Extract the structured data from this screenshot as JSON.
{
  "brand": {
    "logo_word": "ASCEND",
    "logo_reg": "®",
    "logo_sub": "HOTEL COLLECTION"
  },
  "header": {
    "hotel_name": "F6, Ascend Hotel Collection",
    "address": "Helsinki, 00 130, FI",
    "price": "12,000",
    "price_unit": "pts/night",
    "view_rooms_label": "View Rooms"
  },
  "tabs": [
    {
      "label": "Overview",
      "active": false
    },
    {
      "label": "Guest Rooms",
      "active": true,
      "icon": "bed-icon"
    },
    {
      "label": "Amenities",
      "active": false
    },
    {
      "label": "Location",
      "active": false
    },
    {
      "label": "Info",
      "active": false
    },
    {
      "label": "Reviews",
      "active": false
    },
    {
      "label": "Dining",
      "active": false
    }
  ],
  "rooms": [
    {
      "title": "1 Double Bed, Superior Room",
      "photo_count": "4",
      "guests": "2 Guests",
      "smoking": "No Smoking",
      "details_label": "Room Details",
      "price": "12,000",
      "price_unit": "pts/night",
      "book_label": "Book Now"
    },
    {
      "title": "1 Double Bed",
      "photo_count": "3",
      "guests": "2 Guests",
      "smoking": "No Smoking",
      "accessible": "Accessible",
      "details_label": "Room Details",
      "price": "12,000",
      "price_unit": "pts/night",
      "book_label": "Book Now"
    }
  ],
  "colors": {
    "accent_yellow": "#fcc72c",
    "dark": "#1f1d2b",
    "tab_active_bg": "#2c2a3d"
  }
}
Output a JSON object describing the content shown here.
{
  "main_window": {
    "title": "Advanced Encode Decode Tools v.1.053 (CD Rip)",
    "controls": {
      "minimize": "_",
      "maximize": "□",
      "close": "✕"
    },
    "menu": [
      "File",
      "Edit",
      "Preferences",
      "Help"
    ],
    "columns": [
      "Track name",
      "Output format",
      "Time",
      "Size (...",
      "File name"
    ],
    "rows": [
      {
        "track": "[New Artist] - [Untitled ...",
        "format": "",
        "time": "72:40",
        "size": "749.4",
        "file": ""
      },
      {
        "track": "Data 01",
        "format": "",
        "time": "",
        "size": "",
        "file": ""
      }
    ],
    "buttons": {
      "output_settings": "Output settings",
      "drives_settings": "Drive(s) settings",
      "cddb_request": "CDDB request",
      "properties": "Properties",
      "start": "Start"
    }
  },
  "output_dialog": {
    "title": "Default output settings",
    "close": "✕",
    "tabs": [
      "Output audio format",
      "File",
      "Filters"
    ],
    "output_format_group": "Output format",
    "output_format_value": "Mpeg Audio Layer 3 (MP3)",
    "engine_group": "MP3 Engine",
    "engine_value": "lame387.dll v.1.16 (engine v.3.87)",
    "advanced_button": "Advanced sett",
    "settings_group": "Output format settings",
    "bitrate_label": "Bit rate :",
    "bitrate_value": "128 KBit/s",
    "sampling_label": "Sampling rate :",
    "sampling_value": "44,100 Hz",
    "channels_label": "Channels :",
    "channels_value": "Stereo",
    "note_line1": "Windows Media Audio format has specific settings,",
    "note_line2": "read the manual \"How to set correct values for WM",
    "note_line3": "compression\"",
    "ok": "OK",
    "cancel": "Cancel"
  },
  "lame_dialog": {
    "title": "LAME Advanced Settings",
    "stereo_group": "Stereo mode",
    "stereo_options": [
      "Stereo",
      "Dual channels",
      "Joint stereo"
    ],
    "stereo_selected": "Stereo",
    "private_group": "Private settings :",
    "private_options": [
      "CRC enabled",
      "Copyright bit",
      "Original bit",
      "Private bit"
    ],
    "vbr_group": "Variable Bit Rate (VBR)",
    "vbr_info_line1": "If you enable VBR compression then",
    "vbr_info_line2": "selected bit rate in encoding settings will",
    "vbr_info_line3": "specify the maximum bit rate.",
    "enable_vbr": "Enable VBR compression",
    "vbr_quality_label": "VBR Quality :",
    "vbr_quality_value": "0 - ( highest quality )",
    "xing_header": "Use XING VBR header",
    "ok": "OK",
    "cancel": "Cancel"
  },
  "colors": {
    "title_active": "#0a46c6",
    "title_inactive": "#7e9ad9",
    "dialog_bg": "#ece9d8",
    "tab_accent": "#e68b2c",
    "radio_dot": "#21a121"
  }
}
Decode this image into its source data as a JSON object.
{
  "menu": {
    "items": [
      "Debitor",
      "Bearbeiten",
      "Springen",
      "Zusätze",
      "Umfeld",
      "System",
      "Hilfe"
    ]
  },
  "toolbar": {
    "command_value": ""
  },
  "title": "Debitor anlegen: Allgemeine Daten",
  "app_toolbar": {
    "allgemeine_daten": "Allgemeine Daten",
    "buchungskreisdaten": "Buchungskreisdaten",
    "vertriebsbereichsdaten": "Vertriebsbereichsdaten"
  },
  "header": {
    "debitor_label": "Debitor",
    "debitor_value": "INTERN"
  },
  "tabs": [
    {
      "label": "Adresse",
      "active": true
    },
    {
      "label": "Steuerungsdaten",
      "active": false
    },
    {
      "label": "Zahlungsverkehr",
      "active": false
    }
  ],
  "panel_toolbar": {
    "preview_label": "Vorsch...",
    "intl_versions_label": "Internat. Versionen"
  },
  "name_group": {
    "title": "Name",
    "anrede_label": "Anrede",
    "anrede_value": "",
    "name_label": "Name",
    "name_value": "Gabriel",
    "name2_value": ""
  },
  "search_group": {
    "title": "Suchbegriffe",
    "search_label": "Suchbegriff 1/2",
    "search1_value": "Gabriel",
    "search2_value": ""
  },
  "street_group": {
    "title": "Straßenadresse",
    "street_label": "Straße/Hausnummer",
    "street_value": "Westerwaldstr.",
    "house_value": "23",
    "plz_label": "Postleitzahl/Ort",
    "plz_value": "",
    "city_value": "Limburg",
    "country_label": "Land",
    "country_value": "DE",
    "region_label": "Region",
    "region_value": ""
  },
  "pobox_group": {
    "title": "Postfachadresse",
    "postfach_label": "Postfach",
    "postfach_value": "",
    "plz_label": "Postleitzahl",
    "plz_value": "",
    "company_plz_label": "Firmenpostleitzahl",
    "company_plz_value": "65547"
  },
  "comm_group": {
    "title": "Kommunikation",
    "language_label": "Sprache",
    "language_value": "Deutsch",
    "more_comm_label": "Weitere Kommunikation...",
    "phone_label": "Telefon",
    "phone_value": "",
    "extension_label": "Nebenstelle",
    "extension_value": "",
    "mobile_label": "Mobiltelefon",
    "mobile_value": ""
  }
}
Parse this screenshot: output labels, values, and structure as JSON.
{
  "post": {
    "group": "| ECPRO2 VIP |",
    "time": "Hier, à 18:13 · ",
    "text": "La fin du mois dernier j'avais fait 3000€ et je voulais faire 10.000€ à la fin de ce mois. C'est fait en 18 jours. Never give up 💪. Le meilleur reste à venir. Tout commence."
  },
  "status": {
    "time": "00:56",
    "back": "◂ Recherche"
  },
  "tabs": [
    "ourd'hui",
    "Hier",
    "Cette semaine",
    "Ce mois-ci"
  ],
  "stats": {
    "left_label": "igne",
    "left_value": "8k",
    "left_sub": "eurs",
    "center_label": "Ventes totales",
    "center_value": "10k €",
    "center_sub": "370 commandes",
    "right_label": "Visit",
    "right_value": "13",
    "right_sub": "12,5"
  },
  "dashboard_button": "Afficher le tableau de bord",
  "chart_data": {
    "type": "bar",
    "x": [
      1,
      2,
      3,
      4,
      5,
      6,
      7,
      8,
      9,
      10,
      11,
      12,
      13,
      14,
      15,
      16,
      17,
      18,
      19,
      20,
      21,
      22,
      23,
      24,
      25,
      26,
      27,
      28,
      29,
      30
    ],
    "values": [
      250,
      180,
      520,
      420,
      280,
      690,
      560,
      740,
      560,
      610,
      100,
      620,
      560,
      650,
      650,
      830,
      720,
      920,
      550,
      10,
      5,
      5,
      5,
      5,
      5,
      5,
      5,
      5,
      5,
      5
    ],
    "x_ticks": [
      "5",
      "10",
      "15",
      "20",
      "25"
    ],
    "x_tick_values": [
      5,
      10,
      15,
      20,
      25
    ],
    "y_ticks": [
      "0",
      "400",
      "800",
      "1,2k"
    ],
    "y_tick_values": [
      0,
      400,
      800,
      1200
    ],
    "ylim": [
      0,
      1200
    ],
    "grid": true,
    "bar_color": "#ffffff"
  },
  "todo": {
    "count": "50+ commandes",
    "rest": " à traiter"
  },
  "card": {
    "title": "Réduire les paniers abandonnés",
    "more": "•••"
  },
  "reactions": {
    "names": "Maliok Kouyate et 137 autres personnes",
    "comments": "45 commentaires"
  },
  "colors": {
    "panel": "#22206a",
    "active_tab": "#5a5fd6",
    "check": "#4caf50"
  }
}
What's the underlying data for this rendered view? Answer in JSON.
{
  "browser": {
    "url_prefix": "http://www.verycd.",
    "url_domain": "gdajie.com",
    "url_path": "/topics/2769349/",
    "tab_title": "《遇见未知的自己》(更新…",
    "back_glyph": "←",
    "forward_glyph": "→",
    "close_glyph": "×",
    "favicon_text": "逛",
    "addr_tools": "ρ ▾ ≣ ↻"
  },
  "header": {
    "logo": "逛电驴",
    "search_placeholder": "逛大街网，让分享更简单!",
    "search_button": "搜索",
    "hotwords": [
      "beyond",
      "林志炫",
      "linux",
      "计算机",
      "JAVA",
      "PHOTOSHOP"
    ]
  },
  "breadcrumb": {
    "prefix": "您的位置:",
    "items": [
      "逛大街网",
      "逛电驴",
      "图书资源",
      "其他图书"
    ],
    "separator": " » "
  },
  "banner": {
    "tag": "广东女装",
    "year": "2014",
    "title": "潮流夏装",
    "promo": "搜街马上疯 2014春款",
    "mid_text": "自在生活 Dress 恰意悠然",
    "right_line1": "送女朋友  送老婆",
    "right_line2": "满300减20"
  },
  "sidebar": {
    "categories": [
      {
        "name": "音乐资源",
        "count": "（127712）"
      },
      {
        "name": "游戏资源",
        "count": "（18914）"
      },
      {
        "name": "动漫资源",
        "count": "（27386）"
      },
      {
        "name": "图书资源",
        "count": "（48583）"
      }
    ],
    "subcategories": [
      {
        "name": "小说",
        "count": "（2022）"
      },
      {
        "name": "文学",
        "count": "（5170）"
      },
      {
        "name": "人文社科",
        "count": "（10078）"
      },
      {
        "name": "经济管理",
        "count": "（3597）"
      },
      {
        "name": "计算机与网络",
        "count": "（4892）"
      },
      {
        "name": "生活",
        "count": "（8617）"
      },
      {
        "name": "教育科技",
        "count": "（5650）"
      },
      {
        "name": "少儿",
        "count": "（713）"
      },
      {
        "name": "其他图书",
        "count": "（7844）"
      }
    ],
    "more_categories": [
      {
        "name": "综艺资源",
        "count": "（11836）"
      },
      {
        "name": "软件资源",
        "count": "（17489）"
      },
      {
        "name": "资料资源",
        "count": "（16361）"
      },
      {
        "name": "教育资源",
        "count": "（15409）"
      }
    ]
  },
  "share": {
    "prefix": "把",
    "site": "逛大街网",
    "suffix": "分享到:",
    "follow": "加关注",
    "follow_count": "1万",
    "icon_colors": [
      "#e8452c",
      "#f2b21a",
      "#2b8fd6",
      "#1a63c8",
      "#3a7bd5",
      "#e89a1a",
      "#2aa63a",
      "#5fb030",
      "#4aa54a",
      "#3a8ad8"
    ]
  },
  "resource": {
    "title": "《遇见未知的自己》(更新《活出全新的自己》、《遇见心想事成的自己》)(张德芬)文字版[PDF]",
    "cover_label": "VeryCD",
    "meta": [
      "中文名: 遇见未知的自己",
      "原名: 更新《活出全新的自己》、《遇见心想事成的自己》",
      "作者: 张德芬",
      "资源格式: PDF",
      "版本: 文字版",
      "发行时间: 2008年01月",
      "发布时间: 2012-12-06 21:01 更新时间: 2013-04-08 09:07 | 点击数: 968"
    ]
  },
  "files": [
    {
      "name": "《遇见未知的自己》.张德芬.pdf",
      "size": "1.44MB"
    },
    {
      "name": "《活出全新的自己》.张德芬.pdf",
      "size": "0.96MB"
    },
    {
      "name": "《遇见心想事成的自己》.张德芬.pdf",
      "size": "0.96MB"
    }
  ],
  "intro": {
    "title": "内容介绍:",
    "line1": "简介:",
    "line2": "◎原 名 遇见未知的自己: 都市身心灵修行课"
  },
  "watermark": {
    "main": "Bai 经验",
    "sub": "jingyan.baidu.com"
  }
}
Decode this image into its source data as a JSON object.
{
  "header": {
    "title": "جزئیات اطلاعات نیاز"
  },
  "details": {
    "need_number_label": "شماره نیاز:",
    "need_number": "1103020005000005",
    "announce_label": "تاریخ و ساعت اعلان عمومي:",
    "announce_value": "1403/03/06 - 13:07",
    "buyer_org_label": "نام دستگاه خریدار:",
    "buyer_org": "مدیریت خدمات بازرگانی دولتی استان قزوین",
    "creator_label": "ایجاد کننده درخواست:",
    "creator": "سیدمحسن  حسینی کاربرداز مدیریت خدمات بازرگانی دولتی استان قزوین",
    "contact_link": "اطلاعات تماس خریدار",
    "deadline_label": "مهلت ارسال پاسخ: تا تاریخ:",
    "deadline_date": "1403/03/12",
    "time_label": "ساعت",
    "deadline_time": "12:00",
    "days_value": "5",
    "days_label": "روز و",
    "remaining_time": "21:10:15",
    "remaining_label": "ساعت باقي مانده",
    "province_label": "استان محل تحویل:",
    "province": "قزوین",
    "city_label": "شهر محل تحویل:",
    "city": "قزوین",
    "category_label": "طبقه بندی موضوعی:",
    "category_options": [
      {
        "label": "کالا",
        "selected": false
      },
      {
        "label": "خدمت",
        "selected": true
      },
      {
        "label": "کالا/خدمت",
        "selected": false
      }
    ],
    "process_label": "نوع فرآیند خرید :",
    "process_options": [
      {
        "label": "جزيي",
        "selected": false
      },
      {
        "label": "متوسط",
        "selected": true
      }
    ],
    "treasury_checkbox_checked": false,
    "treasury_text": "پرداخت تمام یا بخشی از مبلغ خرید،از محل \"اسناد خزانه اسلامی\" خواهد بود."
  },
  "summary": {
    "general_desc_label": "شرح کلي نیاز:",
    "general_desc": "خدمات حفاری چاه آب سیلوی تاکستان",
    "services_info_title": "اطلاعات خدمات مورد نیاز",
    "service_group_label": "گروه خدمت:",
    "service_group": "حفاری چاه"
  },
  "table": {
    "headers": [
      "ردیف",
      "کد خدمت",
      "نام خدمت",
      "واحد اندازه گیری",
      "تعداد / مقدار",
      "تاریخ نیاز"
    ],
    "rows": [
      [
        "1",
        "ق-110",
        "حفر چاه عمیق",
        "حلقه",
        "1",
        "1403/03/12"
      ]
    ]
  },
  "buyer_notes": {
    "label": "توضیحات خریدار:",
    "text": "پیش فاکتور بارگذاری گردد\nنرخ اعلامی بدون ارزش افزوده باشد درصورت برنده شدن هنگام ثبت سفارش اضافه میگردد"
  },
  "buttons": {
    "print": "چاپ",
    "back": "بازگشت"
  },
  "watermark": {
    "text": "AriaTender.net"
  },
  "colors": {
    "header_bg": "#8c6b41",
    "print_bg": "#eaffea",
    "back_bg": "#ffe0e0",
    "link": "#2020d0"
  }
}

+ + + + +

Pull out all lines from the entries above in which the word "بازرگانی" appears.

**Task result:**
    "buyer_org": "مدیریت خدمات بازرگانی دولتی استان قزوین",
    "creator": "سیدمحسن  حسینی کاربرداز مدیریت خدمات بازرگانی دولتی استان قزوین",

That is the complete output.